----- Supplied information -----

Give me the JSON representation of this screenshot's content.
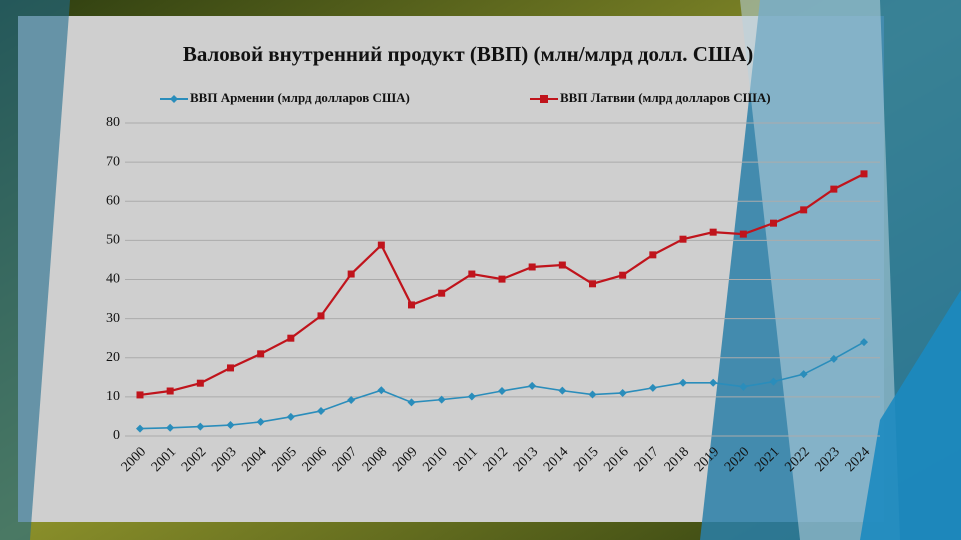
{
  "chart_data": {
    "type": "line",
    "title": "Валовой внутренний продукт (ВВП) (млн/млрд долл. США)",
    "categories": [
      "2000",
      "2001",
      "2002",
      "2003",
      "2004",
      "2005",
      "2006",
      "2007",
      "2008",
      "2009",
      "2010",
      "2011",
      "2012",
      "2013",
      "2014",
      "2015",
      "2016",
      "2017",
      "2018",
      "2019",
      "2020",
      "2021",
      "2022",
      "2023",
      "2024"
    ],
    "series": [
      {
        "name": "ВВП Армении (млрд долларов США)",
        "color": "#2a8dbb",
        "marker": "diamond",
        "values": [
          1.9,
          2.1,
          2.4,
          2.8,
          3.6,
          4.9,
          6.4,
          9.2,
          11.7,
          8.6,
          9.3,
          10.1,
          11.5,
          12.8,
          11.6,
          10.6,
          11.0,
          12.3,
          13.6,
          13.6,
          12.6,
          13.9,
          15.8,
          19.7,
          24.0
        ]
      },
      {
        "name": "ВВП Латвии (млрд долларов США)",
        "color": "#c0141c",
        "marker": "square",
        "values": [
          10.5,
          11.5,
          13.5,
          17.4,
          21.0,
          25.0,
          30.7,
          41.4,
          48.8,
          33.5,
          36.5,
          41.4,
          40.1,
          43.2,
          43.7,
          38.9,
          41.1,
          46.3,
          50.3,
          52.1,
          51.6,
          54.4,
          57.8,
          63.1,
          67.0
        ]
      }
    ],
    "ylim": [
      0,
      80
    ],
    "yticks": [
      0,
      10,
      20,
      30,
      40,
      50,
      60,
      70,
      80
    ],
    "grid": true
  }
}
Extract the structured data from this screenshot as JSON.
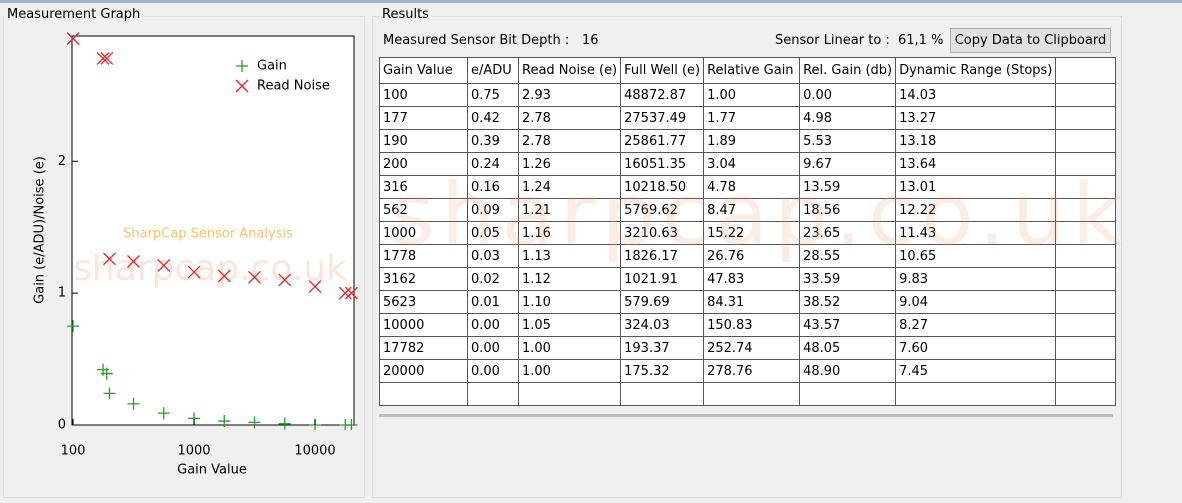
{
  "window": {
    "graph_title": "Measurement Graph",
    "results_title": "Results"
  },
  "chart_data": {
    "type": "scatter",
    "xlabel": "Gain Value",
    "ylabel": "Gain (e/ADU)/Noise (e)",
    "watermark": "SharpCap Sensor Analysis",
    "watermark2": "sharpcap.co.uk",
    "log_x": true,
    "xlim": [
      98,
      21000
    ],
    "ylim": [
      0,
      2.95
    ],
    "xticks": [
      100,
      1000,
      10000
    ],
    "yticks": [
      0,
      1,
      2
    ],
    "legend": "upper right",
    "x": [
      100,
      177,
      190,
      200,
      316,
      562,
      1000,
      1778,
      3162,
      5623,
      10000,
      17782,
      20000
    ],
    "series": [
      {
        "name": "Gain",
        "color": "#2e9b2e",
        "marker": "plus",
        "values": [
          0.75,
          0.42,
          0.39,
          0.24,
          0.16,
          0.09,
          0.05,
          0.03,
          0.02,
          0.01,
          0.0,
          0.0,
          0.0
        ]
      },
      {
        "name": "Read Noise",
        "color": "#e02828",
        "marker": "cross",
        "values": [
          2.93,
          2.78,
          2.78,
          1.26,
          1.24,
          1.21,
          1.16,
          1.13,
          1.12,
          1.1,
          1.05,
          1.0,
          1.0
        ]
      }
    ]
  },
  "results": {
    "bit_depth_label": "Measured Sensor Bit Depth :",
    "bit_depth": "16",
    "linear_label": "Sensor Linear to :",
    "linear": "61,1 %",
    "copy_button": "Copy Data to Clipboard",
    "watermark": "sharpcap.co.uk",
    "columns": [
      "Gain Value",
      "e/ADU",
      "Read Noise (e)",
      "Full Well (e)",
      "Relative Gain",
      "Rel. Gain (db)",
      "Dynamic Range (Stops)"
    ],
    "rows": [
      [
        "100",
        "0.75",
        "2.93",
        "48872.87",
        "1.00",
        "0.00",
        "14.03"
      ],
      [
        "177",
        "0.42",
        "2.78",
        "27537.49",
        "1.77",
        "4.98",
        "13.27"
      ],
      [
        "190",
        "0.39",
        "2.78",
        "25861.77",
        "1.89",
        "5.53",
        "13.18"
      ],
      [
        "200",
        "0.24",
        "1.26",
        "16051.35",
        "3.04",
        "9.67",
        "13.64"
      ],
      [
        "316",
        "0.16",
        "1.24",
        "10218.50",
        "4.78",
        "13.59",
        "13.01"
      ],
      [
        "562",
        "0.09",
        "1.21",
        "5769.62",
        "8.47",
        "18.56",
        "12.22"
      ],
      [
        "1000",
        "0.05",
        "1.16",
        "3210.63",
        "15.22",
        "23.65",
        "11.43"
      ],
      [
        "1778",
        "0.03",
        "1.13",
        "1826.17",
        "26.76",
        "28.55",
        "10.65"
      ],
      [
        "3162",
        "0.02",
        "1.12",
        "1021.91",
        "47.83",
        "33.59",
        "9.83"
      ],
      [
        "5623",
        "0.01",
        "1.10",
        "579.69",
        "84.31",
        "38.52",
        "9.04"
      ],
      [
        "10000",
        "0.00",
        "1.05",
        "324.03",
        "150.83",
        "43.57",
        "8.27"
      ],
      [
        "17782",
        "0.00",
        "1.00",
        "193.37",
        "252.74",
        "48.05",
        "7.60"
      ],
      [
        "20000",
        "0.00",
        "1.00",
        "175.32",
        "278.76",
        "48.90",
        "7.45"
      ]
    ]
  }
}
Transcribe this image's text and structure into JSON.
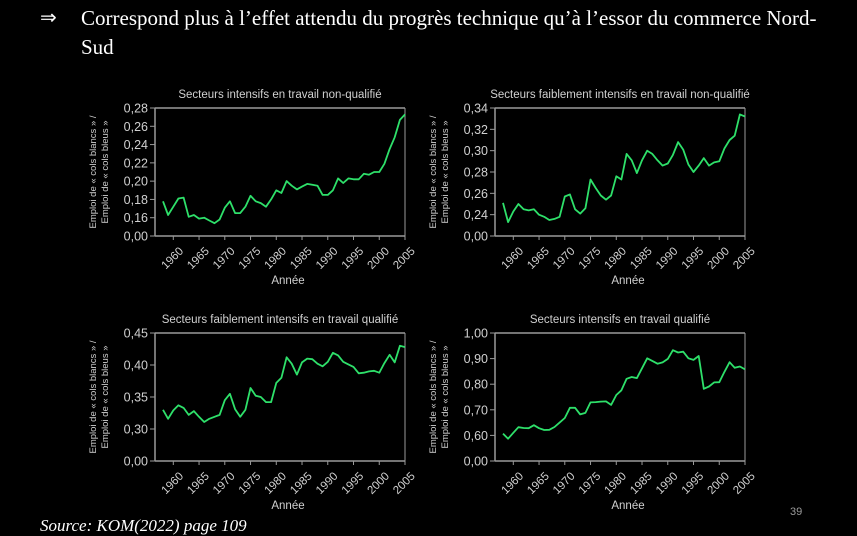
{
  "slide": {
    "arrow": "⇒",
    "headline": "Correspond plus à l’effet attendu du progrès technique qu’à l’essor du commerce Nord-Sud",
    "page_number": "39",
    "source": "Source: KOM(2022) page 109",
    "line_color": "#2ee06a",
    "axis_color": "#9a9a9a",
    "text_color": "#d0d0d0"
  },
  "chart_data": [
    {
      "type": "line",
      "title": "Secteurs intensifs en travail non-qualifié",
      "xlabel": "Année",
      "ylabel": [
        "Emploi de « cols blancs » /",
        "Emploi de « cols bleus »"
      ],
      "x_ticks": [
        "1960",
        "1965",
        "1970",
        "1975",
        "1980",
        "1985",
        "1990",
        "1995",
        "2000",
        "2005"
      ],
      "y_ticks": [
        "0,00",
        "0,16",
        "0,18",
        "0,20",
        "0,22",
        "0,24",
        "0,26",
        "0,28"
      ],
      "y_tick_values": [
        0.0,
        0.16,
        0.18,
        0.2,
        0.22,
        0.24,
        0.26,
        0.28
      ],
      "y_axis_break": true,
      "xlim": [
        1958,
        2005
      ],
      "x": [
        1958,
        1959,
        1960,
        1961,
        1962,
        1963,
        1964,
        1965,
        1966,
        1967,
        1968,
        1969,
        1970,
        1971,
        1972,
        1973,
        1974,
        1975,
        1976,
        1977,
        1978,
        1979,
        1980,
        1981,
        1982,
        1983,
        1984,
        1985,
        1986,
        1987,
        1988,
        1989,
        1990,
        1991,
        1992,
        1993,
        1994,
        1995,
        1996,
        1997,
        1998,
        1999,
        2000,
        2001,
        2002,
        2003,
        2004,
        2005
      ],
      "values": [
        0.178,
        0.163,
        0.172,
        0.181,
        0.182,
        0.161,
        0.163,
        0.159,
        0.16,
        0.157,
        0.154,
        0.158,
        0.171,
        0.178,
        0.165,
        0.165,
        0.172,
        0.184,
        0.178,
        0.176,
        0.172,
        0.18,
        0.19,
        0.187,
        0.2,
        0.195,
        0.191,
        0.194,
        0.197,
        0.196,
        0.195,
        0.185,
        0.185,
        0.19,
        0.203,
        0.198,
        0.203,
        0.202,
        0.202,
        0.208,
        0.207,
        0.21,
        0.21,
        0.219,
        0.235,
        0.248,
        0.267,
        0.273
      ]
    },
    {
      "type": "line",
      "title": "Secteurs faiblement intensifs en travail non-qualifié",
      "xlabel": "Année",
      "ylabel": [
        "Emploi de « cols blancs » /",
        "Emploi de « cols bleus »"
      ],
      "x_ticks": [
        "1960",
        "1965",
        "1970",
        "1975",
        "1980",
        "1985",
        "1990",
        "1995",
        "2000",
        "2005"
      ],
      "y_ticks": [
        "0,00",
        "0,24",
        "0,26",
        "0,28",
        "0,30",
        "0,32",
        "0,34"
      ],
      "y_tick_values": [
        0.0,
        0.24,
        0.26,
        0.28,
        0.3,
        0.32,
        0.34
      ],
      "y_axis_break": true,
      "xlim": [
        1958,
        2005
      ],
      "x": [
        1958,
        1959,
        1960,
        1961,
        1962,
        1963,
        1964,
        1965,
        1966,
        1967,
        1968,
        1969,
        1970,
        1971,
        1972,
        1973,
        1974,
        1975,
        1976,
        1977,
        1978,
        1979,
        1980,
        1981,
        1982,
        1983,
        1984,
        1985,
        1986,
        1987,
        1988,
        1989,
        1990,
        1991,
        1992,
        1993,
        1994,
        1995,
        1996,
        1997,
        1998,
        1999,
        2000,
        2001,
        2002,
        2003,
        2004,
        2005
      ],
      "values": [
        0.251,
        0.233,
        0.243,
        0.25,
        0.245,
        0.244,
        0.245,
        0.24,
        0.238,
        0.235,
        0.236,
        0.238,
        0.257,
        0.259,
        0.245,
        0.241,
        0.246,
        0.273,
        0.265,
        0.258,
        0.254,
        0.258,
        0.276,
        0.273,
        0.297,
        0.291,
        0.279,
        0.291,
        0.3,
        0.297,
        0.291,
        0.286,
        0.288,
        0.296,
        0.308,
        0.301,
        0.287,
        0.28,
        0.286,
        0.293,
        0.286,
        0.289,
        0.29,
        0.302,
        0.31,
        0.314,
        0.334,
        0.332
      ]
    },
    {
      "type": "line",
      "title": "Secteurs faiblement intensifs en travail qualifié",
      "xlabel": "Année",
      "ylabel": [
        "Emploi de « cols blancs » /",
        "Emploi de « cols bleus »"
      ],
      "x_ticks": [
        "1960",
        "1965",
        "1970",
        "1975",
        "1980",
        "1985",
        "1990",
        "1995",
        "2000",
        "2005"
      ],
      "y_ticks": [
        "0,00",
        "0,30",
        "0,35",
        "0,40",
        "0,45"
      ],
      "y_tick_values": [
        0.0,
        0.3,
        0.35,
        0.4,
        0.45
      ],
      "y_axis_break": true,
      "xlim": [
        1958,
        2005
      ],
      "x": [
        1958,
        1959,
        1960,
        1961,
        1962,
        1963,
        1964,
        1965,
        1966,
        1967,
        1968,
        1969,
        1970,
        1971,
        1972,
        1973,
        1974,
        1975,
        1976,
        1977,
        1978,
        1979,
        1980,
        1981,
        1982,
        1983,
        1984,
        1985,
        1986,
        1987,
        1988,
        1989,
        1990,
        1991,
        1992,
        1993,
        1994,
        1995,
        1996,
        1997,
        1998,
        1999,
        2000,
        2001,
        2002,
        2003,
        2004,
        2005
      ],
      "values": [
        0.33,
        0.316,
        0.329,
        0.337,
        0.333,
        0.322,
        0.328,
        0.319,
        0.311,
        0.316,
        0.319,
        0.322,
        0.345,
        0.355,
        0.331,
        0.319,
        0.33,
        0.364,
        0.352,
        0.35,
        0.342,
        0.342,
        0.372,
        0.38,
        0.412,
        0.402,
        0.385,
        0.404,
        0.41,
        0.409,
        0.402,
        0.398,
        0.405,
        0.419,
        0.415,
        0.405,
        0.401,
        0.397,
        0.387,
        0.388,
        0.39,
        0.391,
        0.388,
        0.403,
        0.416,
        0.404,
        0.43,
        0.428
      ]
    },
    {
      "type": "line",
      "title": "Secteurs intensifs en travail qualifié",
      "xlabel": "Année",
      "ylabel": [
        "Emploi de « cols blancs » /",
        "Emploi de « cols bleus »"
      ],
      "x_ticks": [
        "1960",
        "1965",
        "1970",
        "1975",
        "1980",
        "1985",
        "1990",
        "1995",
        "2000",
        "2005"
      ],
      "y_ticks": [
        "0,00",
        "0,60",
        "0,70",
        "0,80",
        "0,90",
        "1,00"
      ],
      "y_tick_values": [
        0.0,
        0.6,
        0.7,
        0.8,
        0.9,
        1.0
      ],
      "y_axis_break": true,
      "xlim": [
        1958,
        2005
      ],
      "x": [
        1958,
        1959,
        1960,
        1961,
        1962,
        1963,
        1964,
        1965,
        1966,
        1967,
        1968,
        1969,
        1970,
        1971,
        1972,
        1973,
        1974,
        1975,
        1976,
        1977,
        1978,
        1979,
        1980,
        1981,
        1982,
        1983,
        1984,
        1985,
        1986,
        1987,
        1988,
        1989,
        1990,
        1991,
        1992,
        1993,
        1994,
        1995,
        1996,
        1997,
        1998,
        1999,
        2000,
        2001,
        2002,
        2003,
        2004,
        2005
      ],
      "values": [
        0.607,
        0.587,
        0.61,
        0.632,
        0.629,
        0.628,
        0.64,
        0.628,
        0.621,
        0.622,
        0.633,
        0.65,
        0.668,
        0.708,
        0.708,
        0.682,
        0.688,
        0.729,
        0.73,
        0.732,
        0.733,
        0.719,
        0.758,
        0.776,
        0.821,
        0.828,
        0.824,
        0.862,
        0.901,
        0.891,
        0.88,
        0.885,
        0.899,
        0.933,
        0.924,
        0.927,
        0.901,
        0.895,
        0.91,
        0.782,
        0.791,
        0.807,
        0.808,
        0.848,
        0.886,
        0.864,
        0.869,
        0.858
      ]
    }
  ]
}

-----

What you have to do: Search the records for the word "name" and copy every line where it occurs.

Solution to this problem:
        "name": "ВВП Армении (млрд долларов США)",
        "name": "ВВП Латвии (млрд долларов США)",
        "name": "Gain",
        "name": "Read Noise",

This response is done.